EXERCISE DIRECTIONS:
Read the data and repeat all of it exactly.

GIVEN DATA:
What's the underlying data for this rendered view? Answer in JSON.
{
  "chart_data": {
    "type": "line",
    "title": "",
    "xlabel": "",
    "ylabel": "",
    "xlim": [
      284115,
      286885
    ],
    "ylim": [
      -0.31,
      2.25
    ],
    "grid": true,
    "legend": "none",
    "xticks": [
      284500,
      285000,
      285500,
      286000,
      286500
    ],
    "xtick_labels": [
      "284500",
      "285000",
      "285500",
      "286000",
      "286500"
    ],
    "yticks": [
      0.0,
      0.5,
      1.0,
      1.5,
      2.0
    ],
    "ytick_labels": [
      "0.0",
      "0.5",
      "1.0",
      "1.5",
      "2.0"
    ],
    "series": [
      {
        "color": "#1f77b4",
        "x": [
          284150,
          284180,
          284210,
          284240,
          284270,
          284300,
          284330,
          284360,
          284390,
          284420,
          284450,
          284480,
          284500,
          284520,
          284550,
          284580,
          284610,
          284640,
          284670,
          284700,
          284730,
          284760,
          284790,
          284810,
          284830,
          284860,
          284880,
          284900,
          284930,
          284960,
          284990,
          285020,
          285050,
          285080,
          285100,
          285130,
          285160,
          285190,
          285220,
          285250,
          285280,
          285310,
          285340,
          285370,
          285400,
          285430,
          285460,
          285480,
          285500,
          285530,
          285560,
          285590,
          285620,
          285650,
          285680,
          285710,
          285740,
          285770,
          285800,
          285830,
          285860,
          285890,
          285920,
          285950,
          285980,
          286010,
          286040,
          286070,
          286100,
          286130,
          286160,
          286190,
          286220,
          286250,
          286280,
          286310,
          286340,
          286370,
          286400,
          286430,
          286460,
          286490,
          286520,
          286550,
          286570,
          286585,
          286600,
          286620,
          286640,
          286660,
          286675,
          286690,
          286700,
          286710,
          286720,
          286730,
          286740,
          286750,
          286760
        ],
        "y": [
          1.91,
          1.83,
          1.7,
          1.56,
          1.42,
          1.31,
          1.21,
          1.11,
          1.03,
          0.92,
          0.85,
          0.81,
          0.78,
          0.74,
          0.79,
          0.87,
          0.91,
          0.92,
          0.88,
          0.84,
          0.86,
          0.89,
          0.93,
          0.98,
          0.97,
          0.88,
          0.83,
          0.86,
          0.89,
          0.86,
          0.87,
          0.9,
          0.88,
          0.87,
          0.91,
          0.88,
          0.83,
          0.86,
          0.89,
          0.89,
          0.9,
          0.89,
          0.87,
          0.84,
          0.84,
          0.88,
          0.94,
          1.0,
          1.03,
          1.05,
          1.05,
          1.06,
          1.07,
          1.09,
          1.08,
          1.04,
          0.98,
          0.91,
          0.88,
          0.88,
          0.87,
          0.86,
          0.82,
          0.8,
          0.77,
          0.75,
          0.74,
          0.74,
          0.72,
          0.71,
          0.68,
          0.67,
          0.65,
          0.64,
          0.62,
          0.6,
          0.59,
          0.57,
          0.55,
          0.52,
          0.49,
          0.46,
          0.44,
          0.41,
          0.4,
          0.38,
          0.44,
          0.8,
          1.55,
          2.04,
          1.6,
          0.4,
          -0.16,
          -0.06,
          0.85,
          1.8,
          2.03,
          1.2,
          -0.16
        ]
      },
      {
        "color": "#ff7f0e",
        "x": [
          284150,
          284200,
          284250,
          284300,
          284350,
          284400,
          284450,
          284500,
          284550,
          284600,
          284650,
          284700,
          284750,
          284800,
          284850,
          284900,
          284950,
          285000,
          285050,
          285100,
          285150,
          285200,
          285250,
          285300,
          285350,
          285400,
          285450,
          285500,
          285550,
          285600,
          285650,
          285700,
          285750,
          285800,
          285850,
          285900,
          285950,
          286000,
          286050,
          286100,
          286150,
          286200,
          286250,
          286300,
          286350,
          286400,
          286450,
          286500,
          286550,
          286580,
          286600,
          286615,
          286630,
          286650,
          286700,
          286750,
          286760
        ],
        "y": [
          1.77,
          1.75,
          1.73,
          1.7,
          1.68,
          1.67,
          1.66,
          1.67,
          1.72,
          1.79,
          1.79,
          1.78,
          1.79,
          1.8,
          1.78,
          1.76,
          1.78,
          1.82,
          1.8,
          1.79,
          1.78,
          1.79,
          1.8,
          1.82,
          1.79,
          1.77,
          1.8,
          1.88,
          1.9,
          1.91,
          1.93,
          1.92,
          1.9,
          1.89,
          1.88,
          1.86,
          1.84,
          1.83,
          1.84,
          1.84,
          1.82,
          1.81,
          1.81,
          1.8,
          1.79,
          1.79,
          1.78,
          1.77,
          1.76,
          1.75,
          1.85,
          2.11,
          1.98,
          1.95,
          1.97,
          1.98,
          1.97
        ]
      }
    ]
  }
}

REPLY:
What's the underlying data for this rendered view? Answer in JSON.
{
  "chart_data": {
    "type": "line",
    "title": "",
    "xlabel": "",
    "ylabel": "",
    "xlim": [
      284115,
      286885
    ],
    "ylim": [
      -0.31,
      2.25
    ],
    "grid": true,
    "legend": "none",
    "xticks": [
      284500,
      285000,
      285500,
      286000,
      286500
    ],
    "xtick_labels": [
      "284500",
      "285000",
      "285500",
      "286000",
      "286500"
    ],
    "yticks": [
      0.0,
      0.5,
      1.0,
      1.5,
      2.0
    ],
    "ytick_labels": [
      "0.0",
      "0.5",
      "1.0",
      "1.5",
      "2.0"
    ],
    "series": [
      {
        "color": "#1f77b4",
        "x": [
          284150,
          284180,
          284210,
          284240,
          284270,
          284300,
          284330,
          284360,
          284390,
          284420,
          284450,
          284480,
          284500,
          284520,
          284550,
          284580,
          284610,
          284640,
          284670,
          284700,
          284730,
          284760,
          284790,
          284810,
          284830,
          284860,
          284880,
          284900,
          284930,
          284960,
          284990,
          285020,
          285050,
          285080,
          285100,
          285130,
          285160,
          285190,
          285220,
          285250,
          285280,
          285310,
          285340,
          285370,
          285400,
          285430,
          285460,
          285480,
          285500,
          285530,
          285560,
          285590,
          285620,
          285650,
          285680,
          285710,
          285740,
          285770,
          285800,
          285830,
          285860,
          285890,
          285920,
          285950,
          285980,
          286010,
          286040,
          286070,
          286100,
          286130,
          286160,
          286190,
          286220,
          286250,
          286280,
          286310,
          286340,
          286370,
          286400,
          286430,
          286460,
          286490,
          286520,
          286550,
          286570,
          286585,
          286600,
          286620,
          286640,
          286660,
          286675,
          286690,
          286700,
          286710,
          286720,
          286730,
          286740,
          286750,
          286760
        ],
        "y": [
          1.91,
          1.83,
          1.7,
          1.56,
          1.42,
          1.31,
          1.21,
          1.11,
          1.03,
          0.92,
          0.85,
          0.81,
          0.78,
          0.74,
          0.79,
          0.87,
          0.91,
          0.92,
          0.88,
          0.84,
          0.86,
          0.89,
          0.93,
          0.98,
          0.97,
          0.88,
          0.83,
          0.86,
          0.89,
          0.86,
          0.87,
          0.9,
          0.88,
          0.87,
          0.91,
          0.88,
          0.83,
          0.86,
          0.89,
          0.89,
          0.9,
          0.89,
          0.87,
          0.84,
          0.84,
          0.88,
          0.94,
          1.0,
          1.03,
          1.05,
          1.05,
          1.06,
          1.07,
          1.09,
          1.08,
          1.04,
          0.98,
          0.91,
          0.88,
          0.88,
          0.87,
          0.86,
          0.82,
          0.8,
          0.77,
          0.75,
          0.74,
          0.74,
          0.72,
          0.71,
          0.68,
          0.67,
          0.65,
          0.64,
          0.62,
          0.6,
          0.59,
          0.57,
          0.55,
          0.52,
          0.49,
          0.46,
          0.44,
          0.41,
          0.4,
          0.38,
          0.44,
          0.8,
          1.55,
          2.04,
          1.6,
          0.4,
          -0.16,
          -0.06,
          0.85,
          1.8,
          2.03,
          1.2,
          -0.16
        ]
      },
      {
        "color": "#ff7f0e",
        "x": [
          284150,
          284200,
          284250,
          284300,
          284350,
          284400,
          284450,
          284500,
          284550,
          284600,
          284650,
          284700,
          284750,
          284800,
          284850,
          284900,
          284950,
          285000,
          285050,
          285100,
          285150,
          285200,
          285250,
          285300,
          285350,
          285400,
          285450,
          285500,
          285550,
          285600,
          285650,
          285700,
          285750,
          285800,
          285850,
          285900,
          285950,
          286000,
          286050,
          286100,
          286150,
          286200,
          286250,
          286300,
          286350,
          286400,
          286450,
          286500,
          286550,
          286580,
          286600,
          286615,
          286630,
          286650,
          286700,
          286750,
          286760
        ],
        "y": [
          1.77,
          1.75,
          1.73,
          1.7,
          1.68,
          1.67,
          1.66,
          1.67,
          1.72,
          1.79,
          1.79,
          1.78,
          1.79,
          1.8,
          1.78,
          1.76,
          1.78,
          1.82,
          1.8,
          1.79,
          1.78,
          1.79,
          1.8,
          1.82,
          1.79,
          1.77,
          1.8,
          1.88,
          1.9,
          1.91,
          1.93,
          1.92,
          1.9,
          1.89,
          1.88,
          1.86,
          1.84,
          1.83,
          1.84,
          1.84,
          1.82,
          1.81,
          1.81,
          1.8,
          1.79,
          1.79,
          1.78,
          1.77,
          1.76,
          1.75,
          1.85,
          2.11,
          1.98,
          1.95,
          1.97,
          1.98,
          1.97
        ]
      }
    ]
  }
}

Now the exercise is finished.